● WHAT TO WORK ON: Pull out from the material below all lines with "questo".

[Data excerpts]
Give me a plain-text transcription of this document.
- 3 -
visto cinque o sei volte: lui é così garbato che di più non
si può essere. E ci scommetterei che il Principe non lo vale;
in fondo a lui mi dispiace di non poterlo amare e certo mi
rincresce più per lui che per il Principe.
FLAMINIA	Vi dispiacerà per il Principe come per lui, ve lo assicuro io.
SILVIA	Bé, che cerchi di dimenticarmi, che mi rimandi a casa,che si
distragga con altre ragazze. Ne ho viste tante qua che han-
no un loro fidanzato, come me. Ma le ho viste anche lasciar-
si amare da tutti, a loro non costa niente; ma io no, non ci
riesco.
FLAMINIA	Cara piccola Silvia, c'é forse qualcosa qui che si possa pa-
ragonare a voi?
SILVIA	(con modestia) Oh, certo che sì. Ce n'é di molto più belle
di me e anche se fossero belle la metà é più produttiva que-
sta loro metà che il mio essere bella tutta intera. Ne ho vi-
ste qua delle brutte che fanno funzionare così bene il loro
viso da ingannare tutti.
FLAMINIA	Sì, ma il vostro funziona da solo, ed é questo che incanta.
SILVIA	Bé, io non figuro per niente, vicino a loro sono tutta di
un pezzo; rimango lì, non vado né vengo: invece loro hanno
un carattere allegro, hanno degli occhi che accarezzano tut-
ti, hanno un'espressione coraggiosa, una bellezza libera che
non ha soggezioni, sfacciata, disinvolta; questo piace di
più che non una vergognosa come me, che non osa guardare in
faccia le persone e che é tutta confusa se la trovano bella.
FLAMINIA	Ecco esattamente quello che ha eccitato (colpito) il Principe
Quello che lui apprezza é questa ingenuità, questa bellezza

● TASK OUTPUT:
FLAMINIA	Sì, ma il vostro funziona da solo, ed é questo che incanta.
non ha soggezioni, sfacciata, disinvolta; questo piace di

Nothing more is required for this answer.